→ **Set exercise**: Please state how many lines in the records contain the string "this", with no words besides the number.

:::::

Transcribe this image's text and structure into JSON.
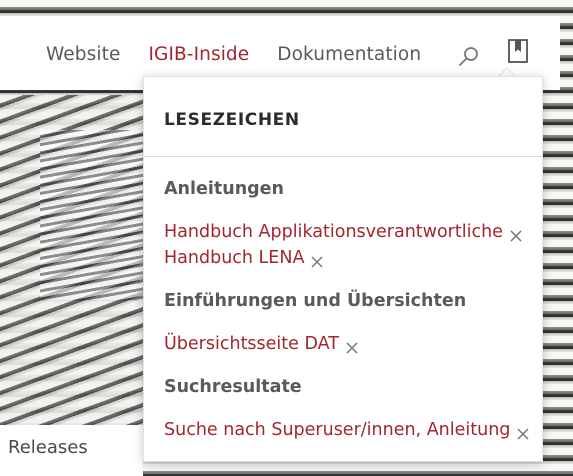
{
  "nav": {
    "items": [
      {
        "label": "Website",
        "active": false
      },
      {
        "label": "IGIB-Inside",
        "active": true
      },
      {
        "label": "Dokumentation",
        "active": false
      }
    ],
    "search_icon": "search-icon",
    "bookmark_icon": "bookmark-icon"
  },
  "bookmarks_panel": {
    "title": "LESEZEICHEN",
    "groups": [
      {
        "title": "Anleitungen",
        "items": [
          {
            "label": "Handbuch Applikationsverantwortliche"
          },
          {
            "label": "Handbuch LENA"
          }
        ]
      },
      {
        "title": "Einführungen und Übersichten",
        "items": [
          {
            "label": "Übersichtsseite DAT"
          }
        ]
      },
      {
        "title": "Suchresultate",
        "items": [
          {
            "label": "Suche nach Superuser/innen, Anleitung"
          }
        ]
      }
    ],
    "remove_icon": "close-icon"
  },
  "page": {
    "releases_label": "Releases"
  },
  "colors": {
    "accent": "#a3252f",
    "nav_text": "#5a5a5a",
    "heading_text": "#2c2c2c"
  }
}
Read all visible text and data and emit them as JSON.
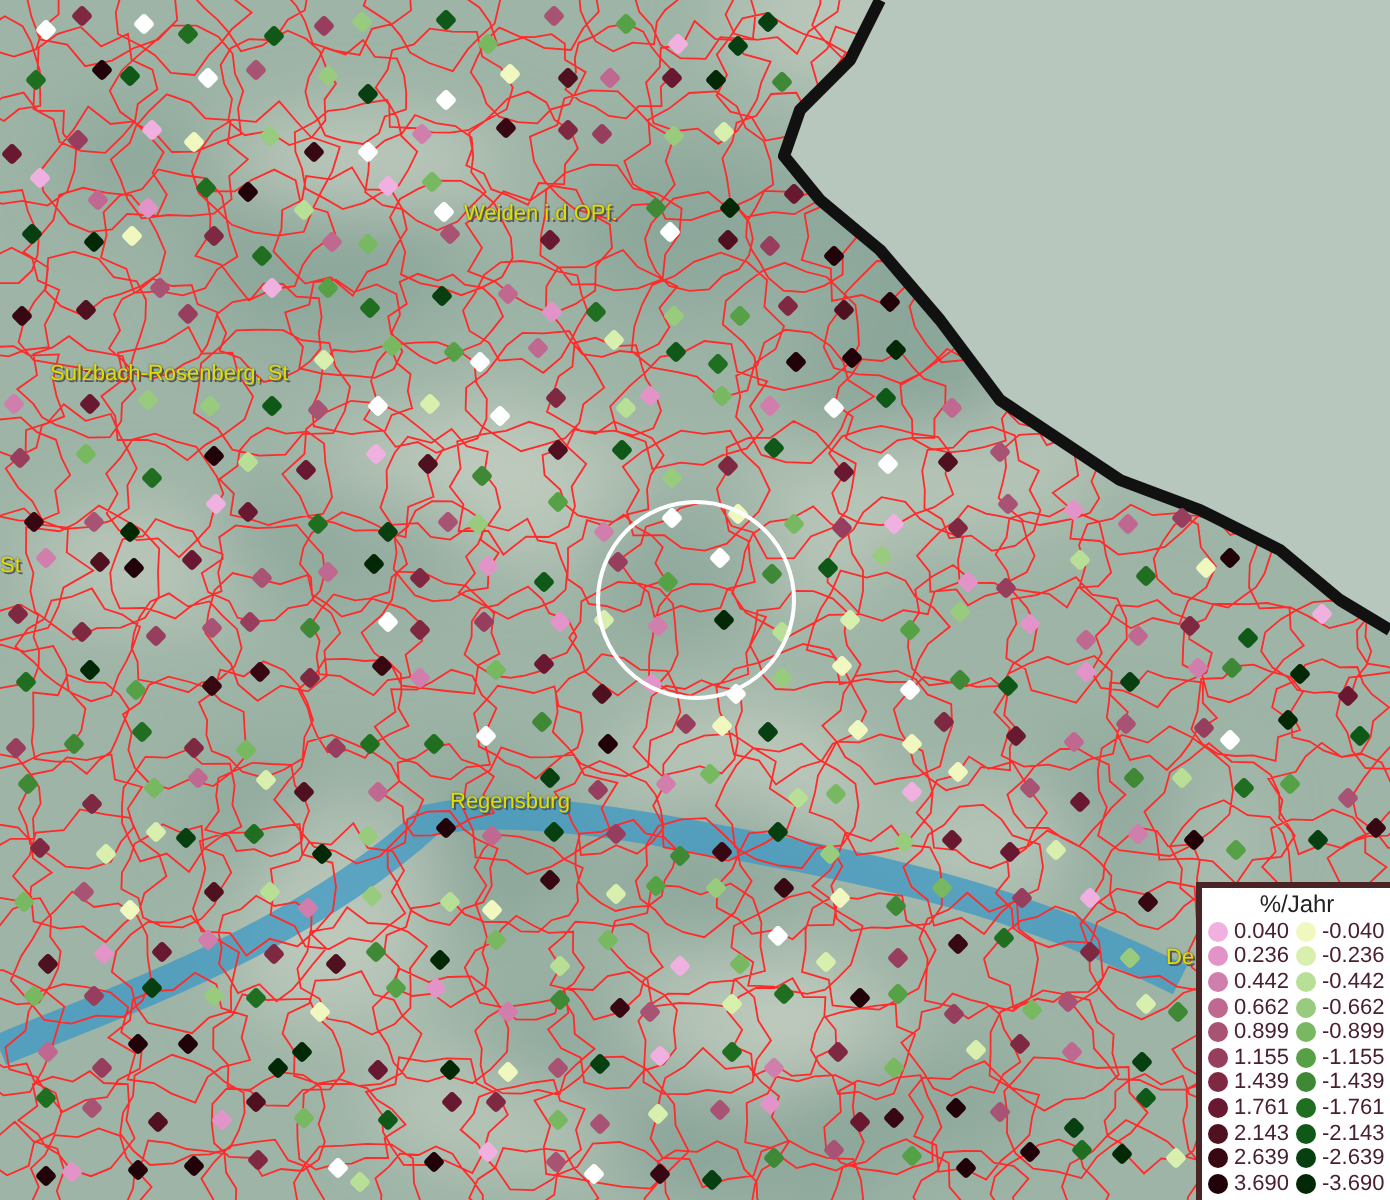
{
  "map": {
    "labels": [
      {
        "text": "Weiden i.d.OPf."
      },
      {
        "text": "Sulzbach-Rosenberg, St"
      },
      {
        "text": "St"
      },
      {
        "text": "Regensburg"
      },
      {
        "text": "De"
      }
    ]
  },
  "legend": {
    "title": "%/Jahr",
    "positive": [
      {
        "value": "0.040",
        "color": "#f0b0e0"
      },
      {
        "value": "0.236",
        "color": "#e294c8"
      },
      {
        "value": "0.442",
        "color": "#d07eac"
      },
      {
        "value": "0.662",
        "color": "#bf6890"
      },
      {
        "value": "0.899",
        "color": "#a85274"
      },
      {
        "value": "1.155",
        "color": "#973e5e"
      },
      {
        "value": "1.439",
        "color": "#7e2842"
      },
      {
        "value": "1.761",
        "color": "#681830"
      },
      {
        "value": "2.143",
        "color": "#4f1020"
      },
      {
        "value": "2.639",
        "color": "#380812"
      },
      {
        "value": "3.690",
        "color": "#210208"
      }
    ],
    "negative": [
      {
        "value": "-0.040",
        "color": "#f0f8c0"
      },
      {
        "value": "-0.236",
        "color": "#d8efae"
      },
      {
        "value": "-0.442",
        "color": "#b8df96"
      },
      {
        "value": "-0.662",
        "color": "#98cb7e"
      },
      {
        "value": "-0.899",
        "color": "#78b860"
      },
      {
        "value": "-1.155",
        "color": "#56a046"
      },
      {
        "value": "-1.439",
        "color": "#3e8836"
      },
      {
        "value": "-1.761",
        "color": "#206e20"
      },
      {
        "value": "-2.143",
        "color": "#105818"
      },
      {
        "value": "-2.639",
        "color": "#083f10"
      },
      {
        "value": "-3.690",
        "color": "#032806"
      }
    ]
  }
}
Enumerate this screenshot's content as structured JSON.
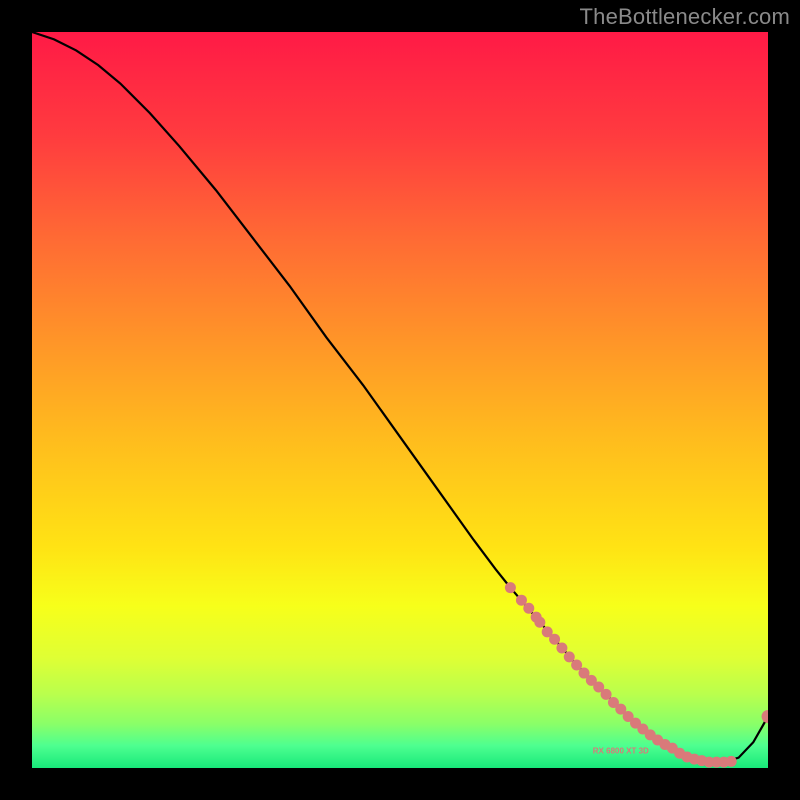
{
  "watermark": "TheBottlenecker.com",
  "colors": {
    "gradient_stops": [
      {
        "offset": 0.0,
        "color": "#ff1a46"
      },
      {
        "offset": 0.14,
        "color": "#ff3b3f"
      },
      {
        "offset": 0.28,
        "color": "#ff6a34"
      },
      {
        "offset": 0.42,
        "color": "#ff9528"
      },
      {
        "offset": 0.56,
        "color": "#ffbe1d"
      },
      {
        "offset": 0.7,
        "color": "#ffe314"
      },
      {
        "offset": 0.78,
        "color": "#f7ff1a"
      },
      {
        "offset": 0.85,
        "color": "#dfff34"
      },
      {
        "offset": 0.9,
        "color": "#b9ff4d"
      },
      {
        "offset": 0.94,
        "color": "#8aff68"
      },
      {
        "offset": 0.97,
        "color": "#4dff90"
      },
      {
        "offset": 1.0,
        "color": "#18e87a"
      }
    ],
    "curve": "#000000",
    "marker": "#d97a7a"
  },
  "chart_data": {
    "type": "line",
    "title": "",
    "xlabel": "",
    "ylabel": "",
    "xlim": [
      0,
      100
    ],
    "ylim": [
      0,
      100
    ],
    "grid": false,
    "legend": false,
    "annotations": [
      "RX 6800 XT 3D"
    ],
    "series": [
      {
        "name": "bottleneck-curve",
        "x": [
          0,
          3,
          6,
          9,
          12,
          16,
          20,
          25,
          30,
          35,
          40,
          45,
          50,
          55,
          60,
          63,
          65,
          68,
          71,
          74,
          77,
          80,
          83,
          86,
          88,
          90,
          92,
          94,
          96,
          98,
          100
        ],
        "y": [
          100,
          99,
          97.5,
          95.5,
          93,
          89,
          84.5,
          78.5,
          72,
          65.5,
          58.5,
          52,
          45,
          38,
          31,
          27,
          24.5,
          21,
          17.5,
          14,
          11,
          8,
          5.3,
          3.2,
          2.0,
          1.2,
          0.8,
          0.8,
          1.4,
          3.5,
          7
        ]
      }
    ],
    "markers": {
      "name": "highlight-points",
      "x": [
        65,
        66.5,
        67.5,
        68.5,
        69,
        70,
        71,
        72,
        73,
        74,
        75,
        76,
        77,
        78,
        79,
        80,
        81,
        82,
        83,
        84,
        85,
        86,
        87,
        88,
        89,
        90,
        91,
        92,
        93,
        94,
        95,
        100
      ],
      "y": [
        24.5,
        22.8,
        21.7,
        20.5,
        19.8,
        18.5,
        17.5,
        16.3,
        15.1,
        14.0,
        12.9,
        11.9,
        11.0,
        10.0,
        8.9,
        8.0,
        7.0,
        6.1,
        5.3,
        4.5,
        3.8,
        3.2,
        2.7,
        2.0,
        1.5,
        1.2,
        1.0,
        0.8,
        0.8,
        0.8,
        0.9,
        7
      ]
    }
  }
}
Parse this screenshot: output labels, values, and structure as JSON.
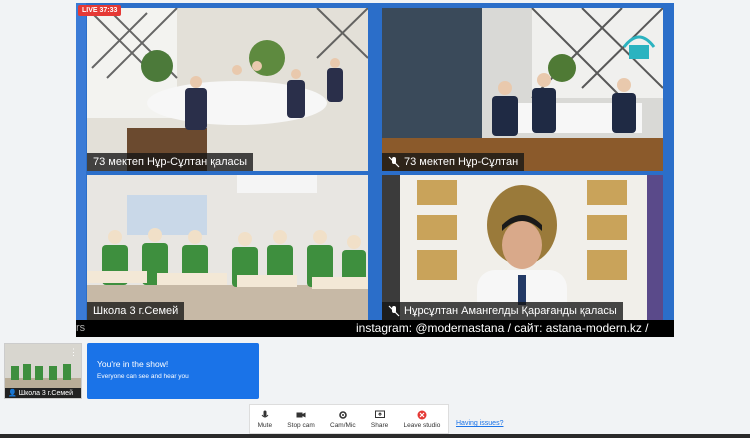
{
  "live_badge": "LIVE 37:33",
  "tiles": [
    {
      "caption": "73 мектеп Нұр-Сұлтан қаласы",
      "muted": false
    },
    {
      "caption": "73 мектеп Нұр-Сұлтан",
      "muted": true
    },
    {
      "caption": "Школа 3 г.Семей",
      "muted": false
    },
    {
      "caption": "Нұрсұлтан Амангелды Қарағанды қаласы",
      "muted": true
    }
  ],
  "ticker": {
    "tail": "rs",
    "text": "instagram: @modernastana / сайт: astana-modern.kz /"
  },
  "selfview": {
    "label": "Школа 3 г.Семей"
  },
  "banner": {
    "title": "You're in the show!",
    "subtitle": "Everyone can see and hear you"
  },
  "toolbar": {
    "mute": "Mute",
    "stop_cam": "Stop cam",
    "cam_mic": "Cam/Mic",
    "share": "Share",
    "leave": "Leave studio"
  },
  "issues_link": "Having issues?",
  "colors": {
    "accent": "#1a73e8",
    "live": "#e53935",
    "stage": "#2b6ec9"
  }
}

:::::

→ **Exercise answer**: 3